▸ **REQUIRED WORK**:
Wherever "histoire" appears in a line, copy that line.

-*-*-

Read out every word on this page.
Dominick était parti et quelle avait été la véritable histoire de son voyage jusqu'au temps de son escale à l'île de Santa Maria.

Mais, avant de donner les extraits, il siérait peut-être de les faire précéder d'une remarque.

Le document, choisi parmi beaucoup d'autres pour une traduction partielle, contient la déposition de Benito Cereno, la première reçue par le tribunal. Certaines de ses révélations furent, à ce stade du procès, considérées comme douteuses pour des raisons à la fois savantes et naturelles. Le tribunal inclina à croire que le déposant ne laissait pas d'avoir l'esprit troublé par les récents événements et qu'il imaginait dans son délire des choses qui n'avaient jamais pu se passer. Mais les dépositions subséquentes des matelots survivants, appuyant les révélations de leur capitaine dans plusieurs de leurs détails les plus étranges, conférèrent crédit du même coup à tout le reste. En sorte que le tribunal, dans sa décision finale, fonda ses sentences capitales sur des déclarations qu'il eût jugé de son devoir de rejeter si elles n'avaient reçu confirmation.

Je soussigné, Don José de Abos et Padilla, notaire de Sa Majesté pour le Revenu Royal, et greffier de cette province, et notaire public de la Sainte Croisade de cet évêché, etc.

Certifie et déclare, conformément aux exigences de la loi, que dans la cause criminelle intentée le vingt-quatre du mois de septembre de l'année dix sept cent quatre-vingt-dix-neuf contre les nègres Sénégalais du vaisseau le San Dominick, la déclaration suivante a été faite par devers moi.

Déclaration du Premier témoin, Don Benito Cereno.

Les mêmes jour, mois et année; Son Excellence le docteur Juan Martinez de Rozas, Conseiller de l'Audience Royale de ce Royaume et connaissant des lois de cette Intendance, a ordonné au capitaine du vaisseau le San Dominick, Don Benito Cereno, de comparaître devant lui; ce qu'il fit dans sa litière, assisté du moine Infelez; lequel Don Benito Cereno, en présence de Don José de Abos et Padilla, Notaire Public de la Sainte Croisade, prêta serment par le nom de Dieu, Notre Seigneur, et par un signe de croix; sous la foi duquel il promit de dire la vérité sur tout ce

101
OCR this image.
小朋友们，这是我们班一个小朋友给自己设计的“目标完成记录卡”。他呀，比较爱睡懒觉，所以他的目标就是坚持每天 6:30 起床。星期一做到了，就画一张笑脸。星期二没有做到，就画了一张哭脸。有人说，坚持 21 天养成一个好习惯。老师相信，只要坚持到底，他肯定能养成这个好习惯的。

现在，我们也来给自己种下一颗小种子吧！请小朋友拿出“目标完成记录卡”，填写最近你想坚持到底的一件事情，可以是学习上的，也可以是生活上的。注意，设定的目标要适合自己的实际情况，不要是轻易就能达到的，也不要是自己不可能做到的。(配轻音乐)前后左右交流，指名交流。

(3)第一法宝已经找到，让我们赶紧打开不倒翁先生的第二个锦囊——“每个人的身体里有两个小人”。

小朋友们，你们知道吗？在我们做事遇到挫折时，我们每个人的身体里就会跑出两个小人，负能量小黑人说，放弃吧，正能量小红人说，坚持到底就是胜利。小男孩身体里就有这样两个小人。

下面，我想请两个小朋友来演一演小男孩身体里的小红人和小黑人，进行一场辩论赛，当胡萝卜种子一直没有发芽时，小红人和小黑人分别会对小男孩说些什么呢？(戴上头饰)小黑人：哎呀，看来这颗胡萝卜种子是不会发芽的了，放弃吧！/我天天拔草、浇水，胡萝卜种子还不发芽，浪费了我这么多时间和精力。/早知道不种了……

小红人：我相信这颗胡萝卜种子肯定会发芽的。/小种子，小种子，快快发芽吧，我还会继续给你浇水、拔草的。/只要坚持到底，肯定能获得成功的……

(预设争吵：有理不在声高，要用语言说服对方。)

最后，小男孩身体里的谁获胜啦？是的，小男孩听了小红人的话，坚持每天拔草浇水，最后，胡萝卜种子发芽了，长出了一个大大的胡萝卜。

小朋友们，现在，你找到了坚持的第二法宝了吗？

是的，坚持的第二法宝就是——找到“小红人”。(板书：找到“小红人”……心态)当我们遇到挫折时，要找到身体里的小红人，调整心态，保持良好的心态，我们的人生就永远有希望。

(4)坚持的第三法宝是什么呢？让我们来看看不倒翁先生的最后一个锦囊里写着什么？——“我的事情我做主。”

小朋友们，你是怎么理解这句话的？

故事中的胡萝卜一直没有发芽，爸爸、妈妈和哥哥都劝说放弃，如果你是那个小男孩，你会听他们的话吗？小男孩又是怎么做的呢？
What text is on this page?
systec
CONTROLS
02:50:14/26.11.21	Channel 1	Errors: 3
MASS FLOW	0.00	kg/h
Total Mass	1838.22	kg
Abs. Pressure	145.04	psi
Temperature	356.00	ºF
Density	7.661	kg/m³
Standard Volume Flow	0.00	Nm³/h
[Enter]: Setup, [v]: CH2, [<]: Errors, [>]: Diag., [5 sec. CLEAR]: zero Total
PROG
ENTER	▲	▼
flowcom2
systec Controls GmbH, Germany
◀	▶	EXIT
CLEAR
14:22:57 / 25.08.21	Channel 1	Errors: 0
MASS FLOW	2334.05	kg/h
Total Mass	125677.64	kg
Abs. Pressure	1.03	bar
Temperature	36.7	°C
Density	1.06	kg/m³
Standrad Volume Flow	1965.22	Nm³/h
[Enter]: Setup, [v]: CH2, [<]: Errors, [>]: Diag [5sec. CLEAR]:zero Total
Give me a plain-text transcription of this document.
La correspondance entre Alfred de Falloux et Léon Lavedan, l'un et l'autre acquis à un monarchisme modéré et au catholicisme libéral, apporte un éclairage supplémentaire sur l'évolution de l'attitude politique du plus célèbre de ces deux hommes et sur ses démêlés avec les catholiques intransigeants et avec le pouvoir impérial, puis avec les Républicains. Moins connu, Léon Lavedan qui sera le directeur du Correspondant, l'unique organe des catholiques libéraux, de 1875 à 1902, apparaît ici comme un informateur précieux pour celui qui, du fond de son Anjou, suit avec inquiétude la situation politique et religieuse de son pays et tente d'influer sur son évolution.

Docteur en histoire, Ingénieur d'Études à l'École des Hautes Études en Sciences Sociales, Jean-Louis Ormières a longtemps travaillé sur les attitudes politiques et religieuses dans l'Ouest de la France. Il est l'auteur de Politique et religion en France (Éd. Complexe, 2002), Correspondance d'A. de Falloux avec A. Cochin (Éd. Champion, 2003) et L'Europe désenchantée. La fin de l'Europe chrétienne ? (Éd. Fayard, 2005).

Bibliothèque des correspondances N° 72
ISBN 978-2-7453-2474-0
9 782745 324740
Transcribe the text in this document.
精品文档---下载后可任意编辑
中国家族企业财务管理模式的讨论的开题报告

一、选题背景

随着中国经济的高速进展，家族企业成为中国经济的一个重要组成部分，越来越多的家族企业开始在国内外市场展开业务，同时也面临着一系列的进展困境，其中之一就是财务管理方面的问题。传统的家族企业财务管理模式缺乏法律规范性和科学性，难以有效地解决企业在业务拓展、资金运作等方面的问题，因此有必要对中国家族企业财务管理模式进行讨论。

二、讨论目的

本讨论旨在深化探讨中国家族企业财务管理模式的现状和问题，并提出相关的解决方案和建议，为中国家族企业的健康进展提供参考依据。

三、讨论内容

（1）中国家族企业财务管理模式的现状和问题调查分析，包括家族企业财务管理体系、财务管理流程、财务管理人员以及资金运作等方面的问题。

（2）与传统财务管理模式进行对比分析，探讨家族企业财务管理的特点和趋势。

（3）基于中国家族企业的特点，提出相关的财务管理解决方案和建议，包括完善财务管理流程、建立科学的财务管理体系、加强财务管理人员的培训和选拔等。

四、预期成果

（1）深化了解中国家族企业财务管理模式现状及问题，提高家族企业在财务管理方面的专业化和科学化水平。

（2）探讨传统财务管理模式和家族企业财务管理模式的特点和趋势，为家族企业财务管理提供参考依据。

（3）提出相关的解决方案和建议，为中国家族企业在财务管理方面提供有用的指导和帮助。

-*-*-

▸ **REPLY**:
Dominick était parti et quelle avait été la véritable histoire de son voyage jusqu'au temps de son escale à l'île de Santa Maria.
Docteur en histoire, Ingénieur d'Études à l'École des Hautes Études en Sciences Sociales, Jean-Louis Ormières a longtemps travaillé sur les attitudes politiques et religieuses dans l'Ouest de la France. Il est l'auteur de Politique et religion en France (Éd. Complexe, 2002), Correspondance d'A. de Falloux avec A. Cochin (Éd. Champion, 2003) et L'Europe désenchantée. La fin de l'Europe chrétienne ? (Éd. Fayard, 2005).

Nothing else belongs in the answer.